WRITTEN INSTRUCTION: Report every line in the rows below that contains the string "title", matching its case exactly.

(Spatial annotation rows)
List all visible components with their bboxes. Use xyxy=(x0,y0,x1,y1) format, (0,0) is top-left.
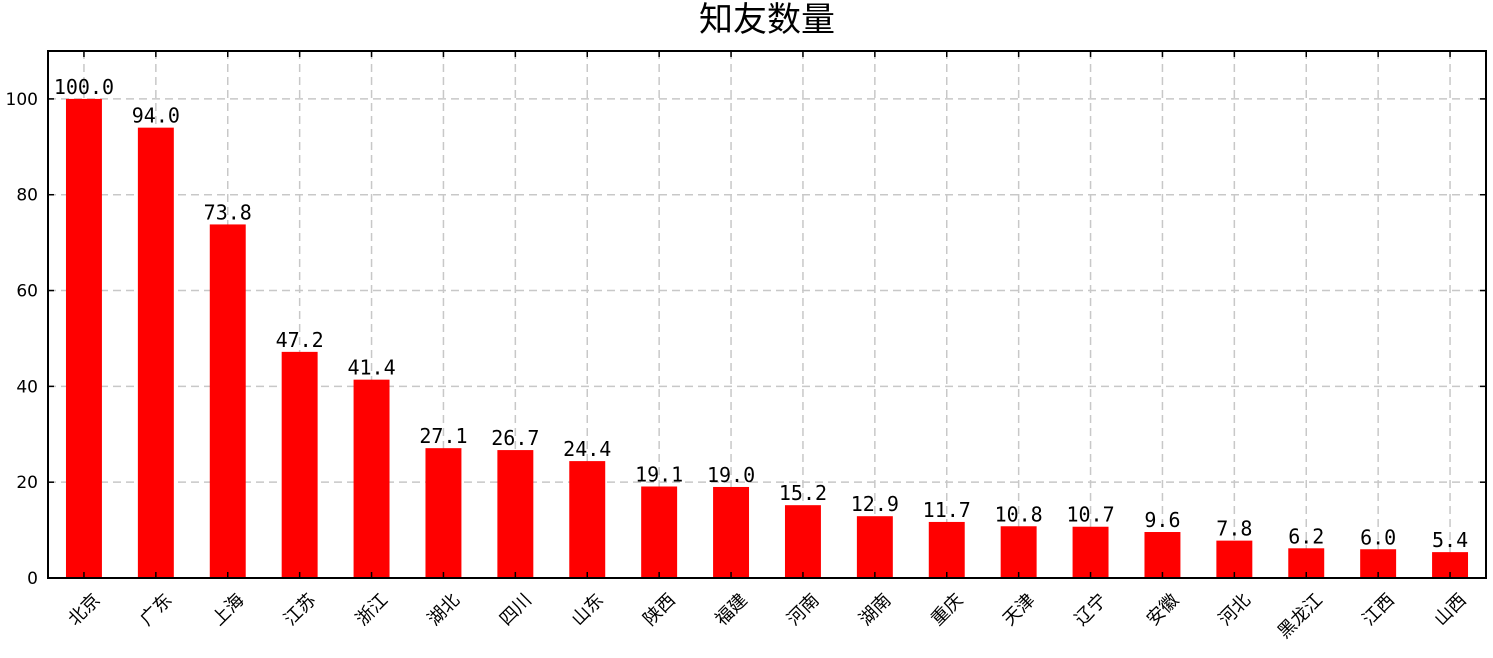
data-label: 94.0 xyxy=(132,104,180,128)
y-tick-label: 100 xyxy=(6,90,38,110)
x-tick-label: 陕西 xyxy=(639,590,679,630)
data-label: 5.4 xyxy=(1432,528,1468,552)
x-tick-label: 河南 xyxy=(783,590,823,630)
x-tick-label: 河北 xyxy=(1215,590,1255,630)
bar xyxy=(137,127,174,579)
chart-title: 知友数量 xyxy=(699,0,835,40)
x-tick-label: 山东 xyxy=(568,590,608,630)
x-tick-label: 福建 xyxy=(711,590,751,630)
data-labels: 100.0 94.0 73.8 47.2 41.4 27.1 26.7 24.4 19.1 19.… xyxy=(54,75,1468,552)
bar xyxy=(1144,532,1181,578)
bar xyxy=(281,351,318,578)
data-label: 19.1 xyxy=(635,462,683,486)
grid-lines xyxy=(48,51,1486,578)
y-tick-label: 20 xyxy=(16,473,38,493)
x-tick-label: 广东 xyxy=(136,590,176,630)
data-label: 6.2 xyxy=(1288,524,1324,548)
bar xyxy=(569,461,606,578)
x-tick-label: 北京 xyxy=(64,590,104,630)
x-tick-label: 湖北 xyxy=(424,590,464,630)
bar xyxy=(209,224,246,578)
bars xyxy=(65,98,1469,579)
y-tick-label: 60 xyxy=(16,282,38,302)
y-tick-label: 40 xyxy=(16,377,38,397)
data-label: 73.8 xyxy=(204,200,252,224)
bar xyxy=(65,98,102,578)
x-tick-label: 江苏 xyxy=(280,590,320,630)
x-tick-label: 江西 xyxy=(1358,590,1398,630)
x-tick-label: 四川 xyxy=(496,590,536,630)
x-tick-label: 天津 xyxy=(999,590,1039,630)
data-label: 12.9 xyxy=(851,492,899,516)
bar xyxy=(497,450,534,578)
x-tick-label: 辽宁 xyxy=(1071,590,1111,630)
x-tick-label: 湖南 xyxy=(855,590,895,630)
x-tick-label: 山西 xyxy=(1430,590,1470,630)
data-label: 10.8 xyxy=(995,502,1043,526)
y-axis: 0 20 40 60 80 100 xyxy=(6,90,1486,589)
data-label: 41.4 xyxy=(347,356,395,380)
data-label: 26.7 xyxy=(491,426,539,450)
plot-frame xyxy=(47,50,1487,579)
data-label: 19.0 xyxy=(707,463,755,487)
bar xyxy=(1000,526,1037,578)
x-tick-label: 黑龙江 xyxy=(1274,590,1327,643)
bar xyxy=(1216,540,1253,578)
y-tick-label: 0 xyxy=(27,569,38,589)
x-tick-label: 重庆 xyxy=(927,590,967,630)
data-label: 24.4 xyxy=(563,437,611,461)
x-tick-label: 上海 xyxy=(208,590,248,630)
data-label: 11.7 xyxy=(923,498,971,522)
bar xyxy=(928,521,965,578)
bar xyxy=(784,505,821,578)
bar xyxy=(1072,526,1109,578)
x-tick-label: 安徽 xyxy=(1143,590,1183,630)
bar xyxy=(641,486,678,578)
data-label: 6.0 xyxy=(1360,525,1396,549)
data-label: 9.6 xyxy=(1144,508,1180,532)
bar xyxy=(425,448,462,578)
bar xyxy=(856,516,893,578)
data-label: 47.2 xyxy=(276,328,324,352)
data-label: 10.7 xyxy=(1066,503,1114,527)
bar xyxy=(353,379,390,578)
data-label: 27.1 xyxy=(419,424,467,448)
data-label: 100.0 xyxy=(54,75,114,99)
y-tick-label: 80 xyxy=(16,186,38,206)
bar xyxy=(713,486,750,578)
data-label: 15.2 xyxy=(779,481,827,505)
x-tick-label: 浙江 xyxy=(352,590,392,630)
data-label: 7.8 xyxy=(1216,517,1252,541)
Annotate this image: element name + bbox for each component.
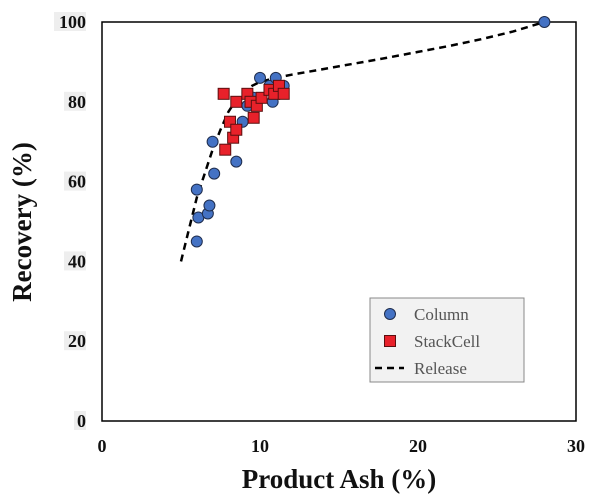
y-tick-label-bg: [64, 331, 86, 351]
y-tick-label-bg: [74, 411, 86, 430]
legend-stackcell-marker: [384, 335, 396, 347]
y-tick-label-bg: [64, 251, 86, 271]
stackcell-point: [247, 111, 260, 124]
stackcell-point: [230, 123, 243, 136]
column-point: [203, 199, 216, 212]
y-tick-label-bg: [54, 12, 86, 31]
column-point: [190, 183, 203, 196]
stackcell-point: [217, 87, 230, 100]
legend: Column StackCell Release: [369, 297, 525, 383]
y-tick-label: 20: [68, 331, 86, 351]
x-tick-label: 0: [98, 436, 107, 456]
x-tick-label: 10: [251, 436, 269, 456]
series-layer: [179, 16, 551, 262]
legend-stackcell-label: StackCell: [414, 332, 480, 351]
release-line: [179, 20, 545, 262]
stackcell-point: [255, 91, 268, 104]
x-tick-label: 20: [409, 436, 427, 456]
y-tick-label: 0: [77, 411, 86, 431]
y-tick-label-bg: [64, 91, 86, 111]
column-point: [206, 135, 219, 148]
y-tick-label: 80: [68, 92, 86, 112]
y-tick-label: 60: [68, 172, 86, 192]
stackcell-point: [223, 115, 236, 128]
column-point: [208, 167, 221, 180]
y-tick-labels: 0 20 40 60 80 100: [54, 12, 86, 431]
stackcell-point: [277, 87, 290, 100]
stackcell-point: [230, 95, 243, 108]
y-tick-label-bg: [64, 171, 86, 191]
column-point: [538, 16, 551, 28]
stackcell-point: [219, 143, 232, 156]
x-tick-labels: 0 10 20 30: [98, 436, 586, 456]
column-point: [230, 155, 243, 168]
column-point: [190, 235, 203, 248]
legend-release-label: Release: [414, 359, 467, 378]
legend-column-label: Column: [414, 305, 469, 324]
x-axis-title: Product Ash (%): [242, 464, 437, 494]
legend-column-marker: [384, 308, 396, 320]
y-axis-title: Recovery (%): [7, 142, 37, 302]
x-tick-label: 30: [567, 436, 585, 456]
y-tick-label: 40: [68, 251, 86, 271]
y-tick-label: 100: [59, 12, 86, 32]
column-point: [254, 71, 266, 84]
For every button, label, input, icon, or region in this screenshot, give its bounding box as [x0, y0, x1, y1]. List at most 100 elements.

TASK ANSWER:
chart-title: 知友数量 xyxy=(699,0,835,40)
x-axis-title: Product Ash (%): [242, 464, 437, 494]
y-axis-title: Recovery (%): [7, 142, 37, 302]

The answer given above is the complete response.